◆ Supplied data ◆
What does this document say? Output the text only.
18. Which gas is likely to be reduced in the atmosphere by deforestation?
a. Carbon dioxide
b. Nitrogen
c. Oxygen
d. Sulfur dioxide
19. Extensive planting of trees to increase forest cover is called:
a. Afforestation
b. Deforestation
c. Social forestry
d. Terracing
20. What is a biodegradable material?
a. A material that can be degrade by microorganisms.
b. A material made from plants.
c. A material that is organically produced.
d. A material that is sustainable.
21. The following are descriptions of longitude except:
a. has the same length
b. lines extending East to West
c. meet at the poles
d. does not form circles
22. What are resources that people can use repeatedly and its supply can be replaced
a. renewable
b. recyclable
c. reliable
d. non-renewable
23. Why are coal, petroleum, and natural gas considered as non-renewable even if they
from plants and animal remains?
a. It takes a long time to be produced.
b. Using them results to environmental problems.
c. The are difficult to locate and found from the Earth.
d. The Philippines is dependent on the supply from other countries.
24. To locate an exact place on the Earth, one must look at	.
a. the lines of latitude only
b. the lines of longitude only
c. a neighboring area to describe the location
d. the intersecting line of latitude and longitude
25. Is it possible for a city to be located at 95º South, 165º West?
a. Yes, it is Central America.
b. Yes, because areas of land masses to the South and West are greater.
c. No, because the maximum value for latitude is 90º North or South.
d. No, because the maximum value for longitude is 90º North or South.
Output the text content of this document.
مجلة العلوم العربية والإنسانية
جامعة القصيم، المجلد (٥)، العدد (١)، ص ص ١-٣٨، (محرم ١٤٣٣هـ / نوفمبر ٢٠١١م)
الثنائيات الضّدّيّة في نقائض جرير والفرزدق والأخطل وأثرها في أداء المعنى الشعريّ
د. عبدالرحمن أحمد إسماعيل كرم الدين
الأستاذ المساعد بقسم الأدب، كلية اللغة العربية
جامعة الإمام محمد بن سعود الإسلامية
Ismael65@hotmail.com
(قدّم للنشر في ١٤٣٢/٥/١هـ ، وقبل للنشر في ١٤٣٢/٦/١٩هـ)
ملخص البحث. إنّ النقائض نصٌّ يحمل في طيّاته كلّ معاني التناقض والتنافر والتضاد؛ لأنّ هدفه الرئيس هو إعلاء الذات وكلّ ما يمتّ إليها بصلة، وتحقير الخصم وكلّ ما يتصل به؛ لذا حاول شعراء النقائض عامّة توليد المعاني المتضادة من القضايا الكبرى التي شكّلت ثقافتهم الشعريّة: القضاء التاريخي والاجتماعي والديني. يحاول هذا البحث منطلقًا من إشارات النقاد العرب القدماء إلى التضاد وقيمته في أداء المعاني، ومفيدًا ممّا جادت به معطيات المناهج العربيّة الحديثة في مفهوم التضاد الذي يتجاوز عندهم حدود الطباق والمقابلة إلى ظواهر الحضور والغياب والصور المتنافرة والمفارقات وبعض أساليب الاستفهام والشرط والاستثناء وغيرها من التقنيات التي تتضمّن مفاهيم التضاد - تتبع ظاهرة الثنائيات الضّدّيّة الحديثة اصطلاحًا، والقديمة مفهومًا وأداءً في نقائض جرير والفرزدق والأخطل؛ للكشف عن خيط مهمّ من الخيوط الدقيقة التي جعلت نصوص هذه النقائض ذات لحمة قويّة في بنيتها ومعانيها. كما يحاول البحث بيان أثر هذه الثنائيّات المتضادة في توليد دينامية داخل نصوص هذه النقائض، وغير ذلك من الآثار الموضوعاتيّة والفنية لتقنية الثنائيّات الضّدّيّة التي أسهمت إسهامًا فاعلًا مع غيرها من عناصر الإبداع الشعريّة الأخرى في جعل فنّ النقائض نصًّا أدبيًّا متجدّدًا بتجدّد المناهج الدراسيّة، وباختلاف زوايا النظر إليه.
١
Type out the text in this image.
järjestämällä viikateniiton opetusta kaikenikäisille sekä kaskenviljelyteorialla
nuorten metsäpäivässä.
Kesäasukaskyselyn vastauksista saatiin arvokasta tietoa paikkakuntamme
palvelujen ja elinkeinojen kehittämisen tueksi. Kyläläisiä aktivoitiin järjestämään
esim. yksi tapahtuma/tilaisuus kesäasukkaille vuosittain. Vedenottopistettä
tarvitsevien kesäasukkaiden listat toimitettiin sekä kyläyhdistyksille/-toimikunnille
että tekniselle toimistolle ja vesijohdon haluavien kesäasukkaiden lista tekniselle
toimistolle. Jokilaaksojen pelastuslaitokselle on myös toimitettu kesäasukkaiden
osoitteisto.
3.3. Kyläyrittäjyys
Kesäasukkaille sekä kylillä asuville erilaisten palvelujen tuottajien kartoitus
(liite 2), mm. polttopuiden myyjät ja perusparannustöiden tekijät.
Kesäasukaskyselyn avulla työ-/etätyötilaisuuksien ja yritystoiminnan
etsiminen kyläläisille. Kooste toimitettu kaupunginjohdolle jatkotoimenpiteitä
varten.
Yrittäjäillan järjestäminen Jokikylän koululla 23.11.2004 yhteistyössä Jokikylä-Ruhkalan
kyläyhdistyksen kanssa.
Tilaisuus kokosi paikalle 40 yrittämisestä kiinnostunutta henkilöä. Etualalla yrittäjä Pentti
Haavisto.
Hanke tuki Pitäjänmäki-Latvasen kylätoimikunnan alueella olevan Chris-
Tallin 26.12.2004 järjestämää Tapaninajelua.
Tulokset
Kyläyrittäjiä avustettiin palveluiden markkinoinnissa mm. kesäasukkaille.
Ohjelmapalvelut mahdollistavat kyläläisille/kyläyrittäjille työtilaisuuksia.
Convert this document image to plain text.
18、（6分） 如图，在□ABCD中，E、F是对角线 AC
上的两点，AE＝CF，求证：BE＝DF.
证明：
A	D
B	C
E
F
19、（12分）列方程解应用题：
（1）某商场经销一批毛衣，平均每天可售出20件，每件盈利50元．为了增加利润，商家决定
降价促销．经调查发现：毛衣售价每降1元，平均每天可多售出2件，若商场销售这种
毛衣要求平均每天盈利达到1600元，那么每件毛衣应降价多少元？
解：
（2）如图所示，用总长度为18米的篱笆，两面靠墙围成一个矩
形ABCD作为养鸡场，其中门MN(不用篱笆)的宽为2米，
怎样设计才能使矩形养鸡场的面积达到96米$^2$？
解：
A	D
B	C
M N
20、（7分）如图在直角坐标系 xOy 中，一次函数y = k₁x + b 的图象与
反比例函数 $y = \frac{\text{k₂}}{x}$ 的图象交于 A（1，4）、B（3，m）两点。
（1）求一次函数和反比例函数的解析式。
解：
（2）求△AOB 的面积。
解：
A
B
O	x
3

◆ Exercise objective ◆
Reproduce the full set of records precisely.

◆ Exercise answer ◆
What does this document say? Output the text only.
18. Which gas is likely to be reduced in the atmosphere by deforestation?
a. Carbon dioxide
b. Nitrogen
c. Oxygen
d. Sulfur dioxide
19. Extensive planting of trees to increase forest cover is called:
a. Afforestation
b. Deforestation
c. Social forestry
d. Terracing
20. What is a biodegradable material?
a. A material that can be degrade by microorganisms.
b. A material made from plants.
c. A material that is organically produced.
d. A material that is sustainable.
21. The following are descriptions of longitude except:
a. has the same length
b. lines extending East to West
c. meet at the poles
d. does not form circles
22. What are resources that people can use repeatedly and its supply can be replaced
a. renewable
b. recyclable
c. reliable
d. non-renewable
23. Why are coal, petroleum, and natural gas considered as non-renewable even if they
from plants and animal remains?
a. It takes a long time to be produced.
b. Using them results to environmental problems.
c. The are difficult to locate and found from the Earth.
d. The Philippines is dependent on the supply from other countries.
24. To locate an exact place on the Earth, one must look at	.
a. the lines of latitude only
b. the lines of longitude only
c. a neighboring area to describe the location
d. the intersecting line of latitude and longitude
25. Is it possible for a city to be located at 95º South, 165º West?
a. Yes, it is Central America.
b. Yes, because areas of land masses to the South and West are greater.
c. No, because the maximum value for latitude is 90º North or South.
d. No, because the maximum value for longitude is 90º North or South.
Output the text content of this document.
مجلة العلوم العربية والإنسانية
جامعة القصيم، المجلد (٥)، العدد (١)، ص ص ١-٣٨، (محرم ١٤٣٣هـ / نوفمبر ٢٠١١م)
الثنائيات الضّدّيّة في نقائض جرير والفرزدق والأخطل وأثرها في أداء المعنى الشعريّ
د. عبدالرحمن أحمد إسماعيل كرم الدين
الأستاذ المساعد بقسم الأدب، كلية اللغة العربية
جامعة الإمام محمد بن سعود الإسلامية
Ismael65@hotmail.com
(قدّم للنشر في ١٤٣٢/٥/١هـ ، وقبل للنشر في ١٤٣٢/٦/١٩هـ)
ملخص البحث. إنّ النقائض نصٌّ يحمل في طيّاته كلّ معاني التناقض والتنافر والتضاد؛ لأنّ هدفه الرئيس هو إعلاء الذات وكلّ ما يمتّ إليها بصلة، وتحقير الخصم وكلّ ما يتصل به؛ لذا حاول شعراء النقائض عامّة توليد المعاني المتضادة من القضايا الكبرى التي شكّلت ثقافتهم الشعريّة: القضاء التاريخي والاجتماعي والديني. يحاول هذا البحث منطلقًا من إشارات النقاد العرب القدماء إلى التضاد وقيمته في أداء المعاني، ومفيدًا ممّا جادت به معطيات المناهج العربيّة الحديثة في مفهوم التضاد الذي يتجاوز عندهم حدود الطباق والمقابلة إلى ظواهر الحضور والغياب والصور المتنافرة والمفارقات وبعض أساليب الاستفهام والشرط والاستثناء وغيرها من التقنيات التي تتضمّن مفاهيم التضاد - تتبع ظاهرة الثنائيات الضّدّيّة الحديثة اصطلاحًا، والقديمة مفهومًا وأداءً في نقائض جرير والفرزدق والأخطل؛ للكشف عن خيط مهمّ من الخيوط الدقيقة التي جعلت نصوص هذه النقائض ذات لحمة قويّة في بنيتها ومعانيها. كما يحاول البحث بيان أثر هذه الثنائيّات المتضادة في توليد دينامية داخل نصوص هذه النقائض، وغير ذلك من الآثار الموضوعاتيّة والفنية لتقنية الثنائيّات الضّدّيّة التي أسهمت إسهامًا فاعلًا مع غيرها من عناصر الإبداع الشعريّة الأخرى في جعل فنّ النقائض نصًّا أدبيًّا متجدّدًا بتجدّد المناهج الدراسيّة، وباختلاف زوايا النظر إليه.
١
Type out the text in this image.
järjestämällä viikateniiton opetusta kaikenikäisille sekä kaskenviljelyteorialla
nuorten metsäpäivässä.
Kesäasukaskyselyn vastauksista saatiin arvokasta tietoa paikkakuntamme
palvelujen ja elinkeinojen kehittämisen tueksi. Kyläläisiä aktivoitiin järjestämään
esim. yksi tapahtuma/tilaisuus kesäasukkaille vuosittain. Vedenottopistettä
tarvitsevien kesäasukkaiden listat toimitettiin sekä kyläyhdistyksille/-toimikunnille
että tekniselle toimistolle ja vesijohdon haluavien kesäasukkaiden lista tekniselle
toimistolle. Jokilaaksojen pelastuslaitokselle on myös toimitettu kesäasukkaiden
osoitteisto.
3.3. Kyläyrittäjyys
Kesäasukkaille sekä kylillä asuville erilaisten palvelujen tuottajien kartoitus
(liite 2), mm. polttopuiden myyjät ja perusparannustöiden tekijät.
Kesäasukaskyselyn avulla työ-/etätyötilaisuuksien ja yritystoiminnan
etsiminen kyläläisille. Kooste toimitettu kaupunginjohdolle jatkotoimenpiteitä
varten.
Yrittäjäillan järjestäminen Jokikylän koululla 23.11.2004 yhteistyössä Jokikylä-Ruhkalan
kyläyhdistyksen kanssa.
Tilaisuus kokosi paikalle 40 yrittämisestä kiinnostunutta henkilöä. Etualalla yrittäjä Pentti
Haavisto.
Hanke tuki Pitäjänmäki-Latvasen kylätoimikunnan alueella olevan Chris-
Tallin 26.12.2004 järjestämää Tapaninajelua.
Tulokset
Kyläyrittäjiä avustettiin palveluiden markkinoinnissa mm. kesäasukkaille.
Ohjelmapalvelut mahdollistavat kyläläisille/kyläyrittäjille työtilaisuuksia.
Convert this document image to plain text.
18、（6分） 如图，在□ABCD中，E、F是对角线 AC
上的两点，AE＝CF，求证：BE＝DF.
证明：
A	D
B	C
E
F
19、（12分）列方程解应用题：
（1）某商场经销一批毛衣，平均每天可售出20件，每件盈利50元．为了增加利润，商家决定
降价促销．经调查发现：毛衣售价每降1元，平均每天可多售出2件，若商场销售这种
毛衣要求平均每天盈利达到1600元，那么每件毛衣应降价多少元？
解：
（2）如图所示，用总长度为18米的篱笆，两面靠墙围成一个矩
形ABCD作为养鸡场，其中门MN(不用篱笆)的宽为2米，
怎样设计才能使矩形养鸡场的面积达到96米$^2$？
解：
A	D
B	C
M N
20、（7分）如图在直角坐标系 xOy 中，一次函数y = k₁x + b 的图象与
反比例函数 $y = \frac{\text{k₂}}{x}$ 的图象交于 A（1，4）、B（3，m）两点。
（1）求一次函数和反比例函数的解析式。
解：
（2）求△AOB 的面积。
解：
A
B
O	x
3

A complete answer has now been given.